Data items:
+++++

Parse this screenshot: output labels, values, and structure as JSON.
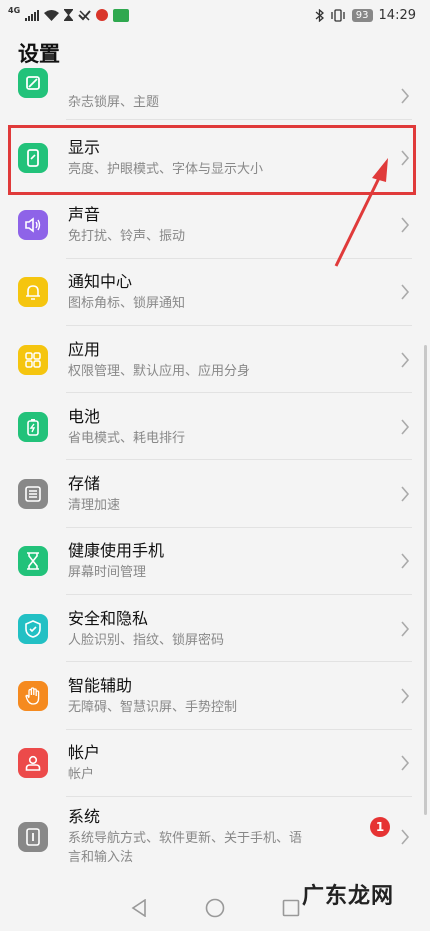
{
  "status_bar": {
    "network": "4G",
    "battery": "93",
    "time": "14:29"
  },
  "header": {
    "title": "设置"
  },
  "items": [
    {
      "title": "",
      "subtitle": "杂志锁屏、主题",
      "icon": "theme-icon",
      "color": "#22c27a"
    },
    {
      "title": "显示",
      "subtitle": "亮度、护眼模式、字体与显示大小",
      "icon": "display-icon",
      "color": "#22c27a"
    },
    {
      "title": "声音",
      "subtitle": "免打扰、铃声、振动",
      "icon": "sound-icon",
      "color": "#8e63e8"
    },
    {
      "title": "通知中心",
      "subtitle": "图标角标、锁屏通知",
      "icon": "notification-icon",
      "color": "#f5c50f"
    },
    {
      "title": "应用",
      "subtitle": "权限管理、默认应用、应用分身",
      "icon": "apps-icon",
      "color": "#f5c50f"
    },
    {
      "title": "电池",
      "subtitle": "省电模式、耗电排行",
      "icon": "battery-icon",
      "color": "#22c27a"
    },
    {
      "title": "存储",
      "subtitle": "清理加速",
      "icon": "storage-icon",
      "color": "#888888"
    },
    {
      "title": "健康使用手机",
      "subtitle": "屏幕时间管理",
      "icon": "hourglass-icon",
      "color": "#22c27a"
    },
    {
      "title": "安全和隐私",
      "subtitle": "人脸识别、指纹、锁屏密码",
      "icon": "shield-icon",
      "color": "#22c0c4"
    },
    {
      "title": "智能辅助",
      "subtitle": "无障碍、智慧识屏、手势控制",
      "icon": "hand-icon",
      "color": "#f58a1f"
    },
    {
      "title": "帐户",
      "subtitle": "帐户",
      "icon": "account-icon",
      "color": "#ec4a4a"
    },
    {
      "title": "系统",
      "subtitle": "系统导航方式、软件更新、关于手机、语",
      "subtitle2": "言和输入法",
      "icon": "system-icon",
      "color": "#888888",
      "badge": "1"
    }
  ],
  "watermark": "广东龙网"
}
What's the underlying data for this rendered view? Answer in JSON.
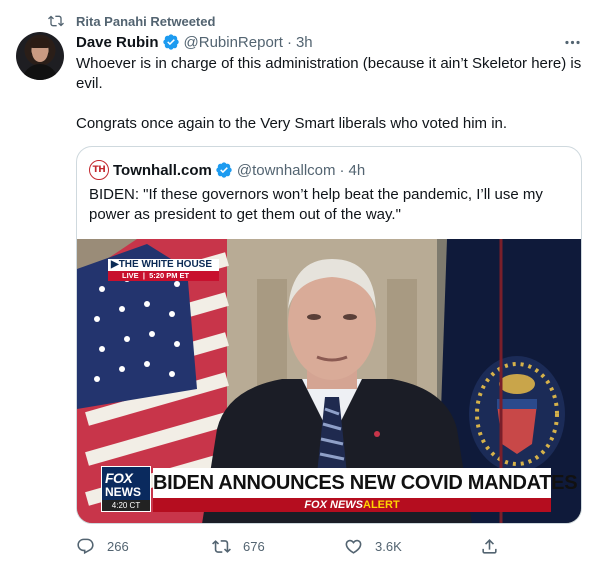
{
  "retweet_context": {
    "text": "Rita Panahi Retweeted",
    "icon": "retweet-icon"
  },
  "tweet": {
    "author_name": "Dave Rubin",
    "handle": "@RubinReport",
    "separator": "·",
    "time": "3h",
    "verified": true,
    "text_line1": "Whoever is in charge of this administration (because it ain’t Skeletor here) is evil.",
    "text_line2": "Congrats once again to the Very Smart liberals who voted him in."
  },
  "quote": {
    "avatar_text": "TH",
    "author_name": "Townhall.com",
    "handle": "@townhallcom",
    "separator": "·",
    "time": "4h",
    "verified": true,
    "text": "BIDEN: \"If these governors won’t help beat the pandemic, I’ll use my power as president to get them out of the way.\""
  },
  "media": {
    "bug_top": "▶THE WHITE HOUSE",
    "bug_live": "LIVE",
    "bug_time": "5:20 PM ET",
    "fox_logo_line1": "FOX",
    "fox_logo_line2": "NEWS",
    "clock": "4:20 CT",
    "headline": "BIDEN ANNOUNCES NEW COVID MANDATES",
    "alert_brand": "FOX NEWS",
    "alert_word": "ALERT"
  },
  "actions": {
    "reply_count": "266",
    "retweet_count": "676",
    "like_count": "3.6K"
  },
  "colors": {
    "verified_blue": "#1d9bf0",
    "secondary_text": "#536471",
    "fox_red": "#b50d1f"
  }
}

+++++

## WHAT YOU ARE ASKED TO DO
Using the listing above, locate the lines that hold "BIDEN" and copy each one.

## RESPONSE BELOW
    "text": "BIDEN: \"If these governors won’t help beat the pandemic, I’ll use my power as president to get them out of the way.\""
    "headline": "BIDEN ANNOUNCES NEW COVID MANDATES",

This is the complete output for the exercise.